§ Exercise tasks
**A)** In the case description, what reason is given for intubating the patient and moving him to the Intensive Care Unit?
**B)** Write what comes next in the case description, starting after its final sentence.
***** Document text
A range of radiographic images were done in the acute resuscitation phase. A computed tomography (CT) angiogram of the abdomen and pelvis revealed moderate dilatation of almost all of the small bowel, as well as entire dilatation of the large bowel; however, there was no identified transition point and no clinical evidence of bowel obstruction (Figure 1). CT angiogram was performed to rule out aortic aneurysm and dissection, given the patient clinically presented with shock.

The patient was resuscitated with intravenous (i.v.) crystalloid rehydration, with poor response. He was initiated on an adrenaline infusion of 10 µg/min, requiring several bolus doses to increase the blood pressure to a range safe enough for transfer for urgent CT imaging. Later, the adrenaline infusion was switched to noradrenaline (typically the first line vasopressor for septic shock). A potassium infusion was initiated at a rate of 20 mmol/h. For undifferentiated sepsis empirical antibiotic cover, both i.v. vancomycin 1.5 g and i.v. piperacillin-tazobactam 4.5 g were administered. Because the patient had poor oxygen saturations even when on high-flow nasal prongs, a decision was made to intubate the patient using a rapid sequence intubation technique and transfer to the Intensive Care Unit (ICU). Continuous renal replacement therapy (CRRT) was commenced in the ICU for 5 days, and subsequently the patient was transferred to the ward for ongoing care. The patient had 3 sessions of intermittent inpatient hemodialysis due to prolonged acute kidney injury, which was also eventually ceased. Renal function gradually improved, with creatinine levels lowering to 201 µmol/L after a month in hospital. Liver function tests also improved, with alanine transaminase and aspartate transaminase decreasing to 91 U/L and 82 U/L, respectively. The patient did not require any urgent cardiac catheterization and was started on amlodipine 10 mg daily and aspirin 100 mg daily to manage the type-2 myocardial infarction.
**********
***** Data provided
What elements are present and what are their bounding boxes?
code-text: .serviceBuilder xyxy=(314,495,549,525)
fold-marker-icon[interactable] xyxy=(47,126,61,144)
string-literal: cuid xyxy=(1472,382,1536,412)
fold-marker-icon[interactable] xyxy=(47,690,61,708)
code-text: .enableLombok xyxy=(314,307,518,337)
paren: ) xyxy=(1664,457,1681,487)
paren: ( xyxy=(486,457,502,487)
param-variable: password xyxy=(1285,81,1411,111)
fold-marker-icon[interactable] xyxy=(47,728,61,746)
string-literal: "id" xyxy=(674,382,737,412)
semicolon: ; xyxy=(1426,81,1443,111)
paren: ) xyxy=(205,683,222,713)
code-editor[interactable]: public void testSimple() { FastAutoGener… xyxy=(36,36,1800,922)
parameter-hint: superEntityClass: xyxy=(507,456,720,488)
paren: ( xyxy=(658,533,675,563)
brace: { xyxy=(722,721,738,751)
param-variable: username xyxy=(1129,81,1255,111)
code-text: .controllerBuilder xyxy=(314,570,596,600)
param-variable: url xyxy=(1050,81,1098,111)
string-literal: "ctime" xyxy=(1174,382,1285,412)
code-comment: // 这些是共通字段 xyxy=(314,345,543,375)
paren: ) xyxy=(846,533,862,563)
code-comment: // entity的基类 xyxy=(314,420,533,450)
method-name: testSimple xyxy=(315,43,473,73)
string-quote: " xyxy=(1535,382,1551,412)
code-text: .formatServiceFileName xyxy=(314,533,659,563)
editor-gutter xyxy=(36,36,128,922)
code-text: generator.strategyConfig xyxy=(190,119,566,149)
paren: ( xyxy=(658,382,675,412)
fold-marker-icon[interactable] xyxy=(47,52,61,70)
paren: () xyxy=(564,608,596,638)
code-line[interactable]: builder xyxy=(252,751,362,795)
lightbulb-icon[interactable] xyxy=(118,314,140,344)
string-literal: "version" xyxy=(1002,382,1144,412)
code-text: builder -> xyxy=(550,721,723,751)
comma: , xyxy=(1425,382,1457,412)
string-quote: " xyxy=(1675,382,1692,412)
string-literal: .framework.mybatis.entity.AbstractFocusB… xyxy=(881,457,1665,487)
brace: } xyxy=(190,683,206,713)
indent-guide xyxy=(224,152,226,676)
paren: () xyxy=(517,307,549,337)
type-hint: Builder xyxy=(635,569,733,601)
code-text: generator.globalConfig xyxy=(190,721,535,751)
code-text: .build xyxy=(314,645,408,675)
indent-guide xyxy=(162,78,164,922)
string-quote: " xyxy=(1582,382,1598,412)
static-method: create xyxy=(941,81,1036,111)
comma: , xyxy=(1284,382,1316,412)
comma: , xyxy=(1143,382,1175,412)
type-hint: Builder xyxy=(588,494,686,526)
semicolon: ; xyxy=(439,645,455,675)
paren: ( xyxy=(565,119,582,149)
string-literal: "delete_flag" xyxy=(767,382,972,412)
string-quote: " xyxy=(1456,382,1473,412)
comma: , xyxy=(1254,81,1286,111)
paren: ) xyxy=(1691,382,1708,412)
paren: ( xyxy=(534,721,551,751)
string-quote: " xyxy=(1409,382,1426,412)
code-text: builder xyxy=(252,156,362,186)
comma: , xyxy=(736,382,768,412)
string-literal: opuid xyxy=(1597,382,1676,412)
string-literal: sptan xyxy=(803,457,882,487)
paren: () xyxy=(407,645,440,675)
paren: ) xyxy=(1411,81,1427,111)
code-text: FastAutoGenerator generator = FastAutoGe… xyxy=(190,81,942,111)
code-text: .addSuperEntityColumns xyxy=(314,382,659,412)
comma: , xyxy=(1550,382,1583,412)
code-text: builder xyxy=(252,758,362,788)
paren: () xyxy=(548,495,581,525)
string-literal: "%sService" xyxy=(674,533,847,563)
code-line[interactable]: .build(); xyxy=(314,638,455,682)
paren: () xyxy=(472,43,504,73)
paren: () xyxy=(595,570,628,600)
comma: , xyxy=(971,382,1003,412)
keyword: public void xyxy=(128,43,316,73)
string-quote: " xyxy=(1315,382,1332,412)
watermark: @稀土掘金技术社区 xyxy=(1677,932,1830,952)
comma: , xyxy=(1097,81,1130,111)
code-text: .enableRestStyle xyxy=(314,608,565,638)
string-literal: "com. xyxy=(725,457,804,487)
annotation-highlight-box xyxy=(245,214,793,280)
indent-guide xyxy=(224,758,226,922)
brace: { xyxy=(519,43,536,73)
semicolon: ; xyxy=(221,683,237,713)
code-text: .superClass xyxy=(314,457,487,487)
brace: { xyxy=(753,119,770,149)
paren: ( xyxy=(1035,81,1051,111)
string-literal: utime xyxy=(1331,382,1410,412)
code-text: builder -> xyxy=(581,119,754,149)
**********
§ Answers to the tasks
**A)** The patient was intubated because his oxygen saturations remained poor even on high-flow nasal prongs. A rapid sequence intubation technique was used, and he was then transferred to the Intensive Care Unit.

**B)**
During the prolonged hospital stay of 5 weeks, the patient developed a nosocomial urinary tract infection and pneumonia. Urine culture grew Escherichia coli, producing extended spectrum beta lactamase. Both infections were successfully treated with i.v. meropenem 1 g daily.

The patient later required transfer to a subacute facility for inpatient rehabilitation and, after 14 days, he was discharged home with ongoing outpatient follow-up with the nephrology team.

Discussion

This patient had rotavirus gastroenteritis severe enough to cause hypovolemic and septic shock. Typically, dehydration after significant fluid losses is the cause of death in children with gastroenteritis globally [7], which parallels this patient’s complex pathophysiology. In most cases, gastroenteritis can be managed conservatively, or if severe dehydration is clinically suspected, i.v. fluids can improve a patient’s condition or prevent deterioration [8]. There is no indication to commence curative anti-viral treatment for viral gastroenteritis, given the complications associated with severe gastroenteritis are as a result of inadequate hydration leading to poor peripheral perfusion.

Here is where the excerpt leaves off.